### WHAT TO DO
State how many lines hold the word "input", with no other words.

### DATASET EXTRACT

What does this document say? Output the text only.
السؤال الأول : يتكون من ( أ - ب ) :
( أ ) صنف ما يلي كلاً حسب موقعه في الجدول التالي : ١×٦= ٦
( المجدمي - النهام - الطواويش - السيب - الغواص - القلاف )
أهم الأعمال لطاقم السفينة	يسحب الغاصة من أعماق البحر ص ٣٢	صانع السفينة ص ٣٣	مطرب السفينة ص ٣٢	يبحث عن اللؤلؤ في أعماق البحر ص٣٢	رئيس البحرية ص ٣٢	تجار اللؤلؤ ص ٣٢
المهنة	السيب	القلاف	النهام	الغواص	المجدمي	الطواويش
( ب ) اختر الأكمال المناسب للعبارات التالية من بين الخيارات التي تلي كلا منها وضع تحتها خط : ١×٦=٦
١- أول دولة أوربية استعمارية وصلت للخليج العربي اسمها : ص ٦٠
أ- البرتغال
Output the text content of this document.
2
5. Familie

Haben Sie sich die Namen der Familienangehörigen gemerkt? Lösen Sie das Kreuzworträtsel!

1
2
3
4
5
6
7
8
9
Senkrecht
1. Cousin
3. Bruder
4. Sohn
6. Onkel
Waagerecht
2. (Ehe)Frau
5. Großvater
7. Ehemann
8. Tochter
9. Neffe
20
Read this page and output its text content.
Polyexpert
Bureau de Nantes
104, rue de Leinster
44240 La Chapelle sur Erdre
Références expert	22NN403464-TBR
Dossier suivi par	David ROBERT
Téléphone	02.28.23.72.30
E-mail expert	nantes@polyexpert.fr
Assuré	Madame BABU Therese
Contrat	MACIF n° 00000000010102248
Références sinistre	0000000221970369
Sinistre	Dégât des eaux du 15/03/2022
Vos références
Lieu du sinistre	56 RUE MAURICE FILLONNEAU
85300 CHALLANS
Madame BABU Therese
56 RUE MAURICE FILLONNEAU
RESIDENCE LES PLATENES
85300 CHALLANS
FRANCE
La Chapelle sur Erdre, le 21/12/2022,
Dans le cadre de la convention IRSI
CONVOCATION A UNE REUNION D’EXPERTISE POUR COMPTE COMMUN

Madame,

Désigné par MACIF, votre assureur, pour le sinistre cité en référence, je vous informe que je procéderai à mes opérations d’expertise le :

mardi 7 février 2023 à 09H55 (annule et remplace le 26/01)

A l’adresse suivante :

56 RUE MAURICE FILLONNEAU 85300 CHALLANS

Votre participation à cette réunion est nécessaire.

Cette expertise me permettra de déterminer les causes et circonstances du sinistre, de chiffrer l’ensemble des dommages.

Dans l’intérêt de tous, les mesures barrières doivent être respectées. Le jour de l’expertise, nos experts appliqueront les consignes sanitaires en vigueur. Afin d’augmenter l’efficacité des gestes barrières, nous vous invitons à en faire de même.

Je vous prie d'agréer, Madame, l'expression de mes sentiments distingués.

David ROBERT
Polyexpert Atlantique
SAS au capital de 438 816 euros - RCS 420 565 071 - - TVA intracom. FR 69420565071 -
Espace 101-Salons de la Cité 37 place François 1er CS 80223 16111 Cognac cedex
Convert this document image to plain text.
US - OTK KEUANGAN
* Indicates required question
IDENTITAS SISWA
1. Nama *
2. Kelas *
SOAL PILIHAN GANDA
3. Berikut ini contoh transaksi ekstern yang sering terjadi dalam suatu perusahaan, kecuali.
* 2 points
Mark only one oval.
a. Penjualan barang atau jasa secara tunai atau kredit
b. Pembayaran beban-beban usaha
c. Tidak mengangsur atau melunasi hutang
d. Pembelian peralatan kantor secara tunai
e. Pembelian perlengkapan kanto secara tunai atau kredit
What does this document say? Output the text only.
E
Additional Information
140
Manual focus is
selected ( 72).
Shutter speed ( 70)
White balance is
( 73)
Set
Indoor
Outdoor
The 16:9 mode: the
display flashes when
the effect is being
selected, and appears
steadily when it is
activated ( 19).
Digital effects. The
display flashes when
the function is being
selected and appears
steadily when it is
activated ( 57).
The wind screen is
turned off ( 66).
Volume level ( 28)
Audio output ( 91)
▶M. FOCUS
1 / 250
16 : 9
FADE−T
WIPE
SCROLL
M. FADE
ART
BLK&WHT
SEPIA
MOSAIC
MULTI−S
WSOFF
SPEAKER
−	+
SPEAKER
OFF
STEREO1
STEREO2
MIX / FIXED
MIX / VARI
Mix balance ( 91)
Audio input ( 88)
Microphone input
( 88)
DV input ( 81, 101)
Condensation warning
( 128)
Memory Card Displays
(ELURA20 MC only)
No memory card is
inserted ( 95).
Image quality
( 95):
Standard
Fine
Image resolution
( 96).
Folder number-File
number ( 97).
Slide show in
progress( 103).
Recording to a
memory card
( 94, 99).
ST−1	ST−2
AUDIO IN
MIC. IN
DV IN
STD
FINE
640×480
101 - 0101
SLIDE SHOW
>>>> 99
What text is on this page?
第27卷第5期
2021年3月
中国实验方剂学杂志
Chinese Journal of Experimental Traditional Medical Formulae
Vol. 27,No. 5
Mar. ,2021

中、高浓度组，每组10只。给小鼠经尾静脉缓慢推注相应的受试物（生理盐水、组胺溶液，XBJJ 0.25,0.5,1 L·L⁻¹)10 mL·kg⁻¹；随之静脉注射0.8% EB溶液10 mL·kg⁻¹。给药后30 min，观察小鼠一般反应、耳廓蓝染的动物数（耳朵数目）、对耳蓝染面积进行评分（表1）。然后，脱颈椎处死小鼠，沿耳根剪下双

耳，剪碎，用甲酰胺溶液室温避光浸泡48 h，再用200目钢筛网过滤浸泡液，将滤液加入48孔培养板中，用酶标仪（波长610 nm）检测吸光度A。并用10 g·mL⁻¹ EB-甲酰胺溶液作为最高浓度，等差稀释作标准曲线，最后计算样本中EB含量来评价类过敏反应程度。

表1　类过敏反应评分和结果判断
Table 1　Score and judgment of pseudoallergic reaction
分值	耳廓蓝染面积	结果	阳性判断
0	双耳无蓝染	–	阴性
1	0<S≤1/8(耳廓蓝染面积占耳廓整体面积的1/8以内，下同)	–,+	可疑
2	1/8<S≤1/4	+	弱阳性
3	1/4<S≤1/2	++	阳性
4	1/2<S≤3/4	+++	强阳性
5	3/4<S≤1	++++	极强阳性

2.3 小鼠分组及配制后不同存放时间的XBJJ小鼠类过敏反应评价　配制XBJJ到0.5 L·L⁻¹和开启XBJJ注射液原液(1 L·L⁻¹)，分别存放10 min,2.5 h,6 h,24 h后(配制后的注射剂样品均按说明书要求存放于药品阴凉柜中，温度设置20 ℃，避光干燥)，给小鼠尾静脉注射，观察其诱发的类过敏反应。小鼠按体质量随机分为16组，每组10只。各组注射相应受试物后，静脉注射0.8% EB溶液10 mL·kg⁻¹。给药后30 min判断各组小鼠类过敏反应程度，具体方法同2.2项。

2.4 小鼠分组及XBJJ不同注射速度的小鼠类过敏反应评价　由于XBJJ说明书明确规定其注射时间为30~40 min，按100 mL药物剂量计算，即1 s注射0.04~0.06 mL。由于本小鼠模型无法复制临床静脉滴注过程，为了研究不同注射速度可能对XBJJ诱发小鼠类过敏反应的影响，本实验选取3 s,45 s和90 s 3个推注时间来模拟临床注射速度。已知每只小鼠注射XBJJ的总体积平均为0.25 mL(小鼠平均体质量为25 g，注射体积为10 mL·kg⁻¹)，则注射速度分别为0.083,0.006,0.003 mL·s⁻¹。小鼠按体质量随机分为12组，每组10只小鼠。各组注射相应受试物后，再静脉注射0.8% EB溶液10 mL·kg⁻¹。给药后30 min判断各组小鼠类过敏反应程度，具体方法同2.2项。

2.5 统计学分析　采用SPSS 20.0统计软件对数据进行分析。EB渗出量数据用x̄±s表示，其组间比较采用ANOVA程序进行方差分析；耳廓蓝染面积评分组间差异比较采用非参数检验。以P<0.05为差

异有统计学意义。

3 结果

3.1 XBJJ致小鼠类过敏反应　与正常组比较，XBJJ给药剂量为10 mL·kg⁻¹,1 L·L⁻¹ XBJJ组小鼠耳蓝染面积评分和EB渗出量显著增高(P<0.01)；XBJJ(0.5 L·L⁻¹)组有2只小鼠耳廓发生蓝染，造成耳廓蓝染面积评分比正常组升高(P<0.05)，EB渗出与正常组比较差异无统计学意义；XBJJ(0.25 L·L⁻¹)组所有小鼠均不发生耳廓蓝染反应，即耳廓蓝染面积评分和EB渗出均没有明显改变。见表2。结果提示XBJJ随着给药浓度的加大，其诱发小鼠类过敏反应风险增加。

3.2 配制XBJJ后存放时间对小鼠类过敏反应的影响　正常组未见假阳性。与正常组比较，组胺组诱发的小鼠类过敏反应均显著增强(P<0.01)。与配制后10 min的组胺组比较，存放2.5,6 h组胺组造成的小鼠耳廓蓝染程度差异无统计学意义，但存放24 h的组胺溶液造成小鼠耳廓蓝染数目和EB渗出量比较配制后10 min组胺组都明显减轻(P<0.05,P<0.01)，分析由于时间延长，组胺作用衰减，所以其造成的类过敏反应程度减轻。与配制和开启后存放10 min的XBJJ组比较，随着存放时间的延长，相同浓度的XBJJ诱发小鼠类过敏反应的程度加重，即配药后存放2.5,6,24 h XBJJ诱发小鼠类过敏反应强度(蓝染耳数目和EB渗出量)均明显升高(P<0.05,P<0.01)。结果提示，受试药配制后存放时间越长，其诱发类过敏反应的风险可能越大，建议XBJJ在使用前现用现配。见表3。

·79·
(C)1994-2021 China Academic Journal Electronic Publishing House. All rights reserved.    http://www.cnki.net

### TASK OUTPUT
3